Requirement => Find the word "Options" in the listing; pull out each line holding it.

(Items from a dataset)
———

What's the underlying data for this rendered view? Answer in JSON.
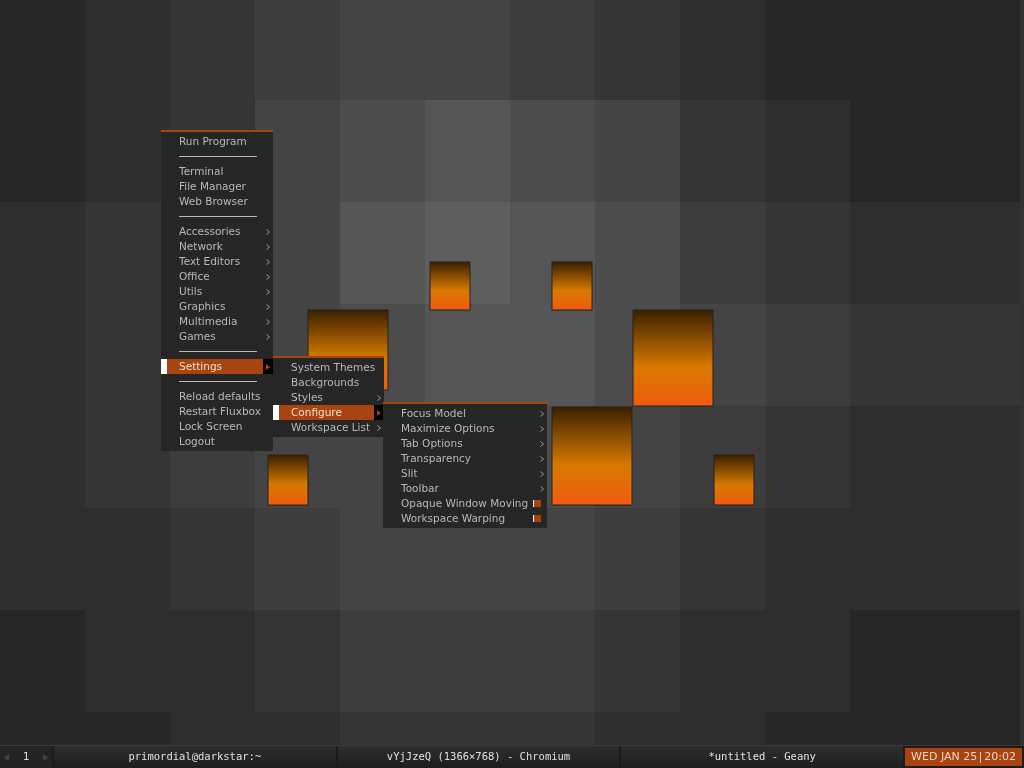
{
  "menus": [
    {
      "items": [
        {
          "kind": "item",
          "label": "Run Program"
        },
        {
          "kind": "separator"
        },
        {
          "kind": "item",
          "label": "Terminal"
        },
        {
          "kind": "item",
          "label": "File Manager"
        },
        {
          "kind": "item",
          "label": "Web Browser"
        },
        {
          "kind": "separator"
        },
        {
          "kind": "submenu",
          "label": "Accessories",
          "selected": false
        },
        {
          "kind": "submenu",
          "label": "Network",
          "selected": false
        },
        {
          "kind": "submenu",
          "label": "Text Editors",
          "selected": false
        },
        {
          "kind": "submenu",
          "label": "Office",
          "selected": false
        },
        {
          "kind": "submenu",
          "label": "Utils",
          "selected": false
        },
        {
          "kind": "submenu",
          "label": "Graphics",
          "selected": false
        },
        {
          "kind": "submenu",
          "label": "Multimedia",
          "selected": false
        },
        {
          "kind": "submenu",
          "label": "Games",
          "selected": false
        },
        {
          "kind": "separator"
        },
        {
          "kind": "submenu",
          "label": "Settings",
          "selected": true
        },
        {
          "kind": "separator"
        },
        {
          "kind": "item",
          "label": "Reload defaults"
        },
        {
          "kind": "item",
          "label": "Restart Fluxbox"
        },
        {
          "kind": "item",
          "label": "Lock Screen"
        },
        {
          "kind": "item",
          "label": "Logout"
        }
      ]
    },
    {
      "items": [
        {
          "kind": "item",
          "label": "System Themes"
        },
        {
          "kind": "item",
          "label": "Backgrounds"
        },
        {
          "kind": "submenu",
          "label": "Styles",
          "selected": false
        },
        {
          "kind": "submenu",
          "label": "Configure",
          "selected": true
        },
        {
          "kind": "submenu",
          "label": "Workspace List",
          "selected": false
        }
      ]
    },
    {
      "items": [
        {
          "kind": "submenu",
          "label": "Focus Model",
          "selected": false
        },
        {
          "kind": "submenu",
          "label": "Maximize Options",
          "selected": false
        },
        {
          "kind": "submenu",
          "label": "Tab Options",
          "selected": false
        },
        {
          "kind": "submenu",
          "label": "Transparency",
          "selected": false
        },
        {
          "kind": "submenu",
          "label": "Slit",
          "selected": false
        },
        {
          "kind": "submenu",
          "label": "Toolbar",
          "selected": false
        },
        {
          "kind": "toggle",
          "label": "Opaque Window Moving",
          "checked": true
        },
        {
          "kind": "toggle",
          "label": "Workspace Warping",
          "checked": true
        }
      ]
    }
  ],
  "taskbar": {
    "workspace": "1",
    "tasks": [
      "primordial@darkstar:~",
      "vYjJzeQ (1366×768) - Chromium",
      "*untitled - Geany"
    ],
    "clock": {
      "date": "WED JAN 25",
      "time": "20:02"
    }
  }
}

———

Written response =>
          "label": "Maximize Options",
          "label": "Tab Options",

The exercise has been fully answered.